**STORED ROWS**.
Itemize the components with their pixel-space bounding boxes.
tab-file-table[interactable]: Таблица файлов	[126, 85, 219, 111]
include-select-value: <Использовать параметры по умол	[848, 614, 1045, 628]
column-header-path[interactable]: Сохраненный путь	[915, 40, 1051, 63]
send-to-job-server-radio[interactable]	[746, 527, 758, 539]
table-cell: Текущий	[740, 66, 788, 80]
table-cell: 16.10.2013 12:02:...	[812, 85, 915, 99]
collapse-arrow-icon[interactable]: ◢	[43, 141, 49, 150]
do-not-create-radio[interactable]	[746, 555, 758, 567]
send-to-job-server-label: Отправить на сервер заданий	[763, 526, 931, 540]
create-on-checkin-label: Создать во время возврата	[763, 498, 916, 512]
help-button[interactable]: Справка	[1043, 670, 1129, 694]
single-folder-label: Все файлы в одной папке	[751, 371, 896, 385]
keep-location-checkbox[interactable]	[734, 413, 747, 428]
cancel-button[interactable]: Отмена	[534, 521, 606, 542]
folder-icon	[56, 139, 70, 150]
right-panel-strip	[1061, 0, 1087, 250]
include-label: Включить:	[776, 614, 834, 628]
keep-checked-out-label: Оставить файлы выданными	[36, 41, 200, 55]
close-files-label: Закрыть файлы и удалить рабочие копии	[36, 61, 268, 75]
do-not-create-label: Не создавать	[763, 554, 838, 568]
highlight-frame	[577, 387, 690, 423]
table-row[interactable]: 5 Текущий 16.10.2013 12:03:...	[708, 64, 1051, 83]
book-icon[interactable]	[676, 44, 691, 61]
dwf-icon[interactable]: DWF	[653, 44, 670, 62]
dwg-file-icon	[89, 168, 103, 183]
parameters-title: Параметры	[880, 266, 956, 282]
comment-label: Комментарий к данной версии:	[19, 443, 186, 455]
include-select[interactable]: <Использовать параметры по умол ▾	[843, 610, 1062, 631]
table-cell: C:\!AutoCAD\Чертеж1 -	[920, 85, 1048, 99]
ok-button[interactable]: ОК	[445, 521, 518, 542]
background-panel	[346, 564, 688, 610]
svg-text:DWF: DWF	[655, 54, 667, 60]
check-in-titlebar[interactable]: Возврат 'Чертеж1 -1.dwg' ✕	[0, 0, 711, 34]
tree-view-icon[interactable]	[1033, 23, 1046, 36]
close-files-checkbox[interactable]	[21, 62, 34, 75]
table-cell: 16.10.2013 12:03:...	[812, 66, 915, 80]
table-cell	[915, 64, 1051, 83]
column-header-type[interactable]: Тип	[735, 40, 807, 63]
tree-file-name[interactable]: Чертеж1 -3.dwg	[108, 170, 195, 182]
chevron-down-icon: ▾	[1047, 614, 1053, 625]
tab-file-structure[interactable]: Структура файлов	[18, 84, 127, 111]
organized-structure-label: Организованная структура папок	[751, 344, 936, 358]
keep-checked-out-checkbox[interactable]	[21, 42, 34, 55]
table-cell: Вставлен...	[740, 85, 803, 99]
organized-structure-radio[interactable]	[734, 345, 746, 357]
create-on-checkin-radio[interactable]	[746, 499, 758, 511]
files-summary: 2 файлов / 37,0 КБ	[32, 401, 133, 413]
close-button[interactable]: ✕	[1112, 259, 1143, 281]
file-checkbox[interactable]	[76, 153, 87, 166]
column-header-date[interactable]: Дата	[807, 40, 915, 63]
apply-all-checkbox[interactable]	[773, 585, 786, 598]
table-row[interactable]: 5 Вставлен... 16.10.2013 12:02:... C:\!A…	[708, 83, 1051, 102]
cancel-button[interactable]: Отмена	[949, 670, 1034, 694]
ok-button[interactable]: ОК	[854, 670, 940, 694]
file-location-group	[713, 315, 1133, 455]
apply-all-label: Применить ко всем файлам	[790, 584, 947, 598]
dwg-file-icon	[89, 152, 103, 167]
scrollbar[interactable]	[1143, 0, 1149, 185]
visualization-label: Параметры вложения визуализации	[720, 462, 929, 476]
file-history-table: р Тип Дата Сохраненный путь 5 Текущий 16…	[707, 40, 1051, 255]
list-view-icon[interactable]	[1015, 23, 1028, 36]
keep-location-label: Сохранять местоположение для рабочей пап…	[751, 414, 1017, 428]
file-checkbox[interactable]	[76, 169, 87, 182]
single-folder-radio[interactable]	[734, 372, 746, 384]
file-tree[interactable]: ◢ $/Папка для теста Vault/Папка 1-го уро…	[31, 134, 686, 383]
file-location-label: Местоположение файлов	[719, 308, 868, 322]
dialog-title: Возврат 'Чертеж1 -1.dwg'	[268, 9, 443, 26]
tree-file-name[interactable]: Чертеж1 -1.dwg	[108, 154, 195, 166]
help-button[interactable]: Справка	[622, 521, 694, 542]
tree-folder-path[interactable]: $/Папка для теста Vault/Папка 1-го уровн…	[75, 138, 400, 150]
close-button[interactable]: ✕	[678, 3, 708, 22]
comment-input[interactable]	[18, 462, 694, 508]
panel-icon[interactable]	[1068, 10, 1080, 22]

**WRITTEN REQUEST**.
Give only the number of lines above that contain the string 'single', matching case exactly.

**CORRECT ANSWER**.
2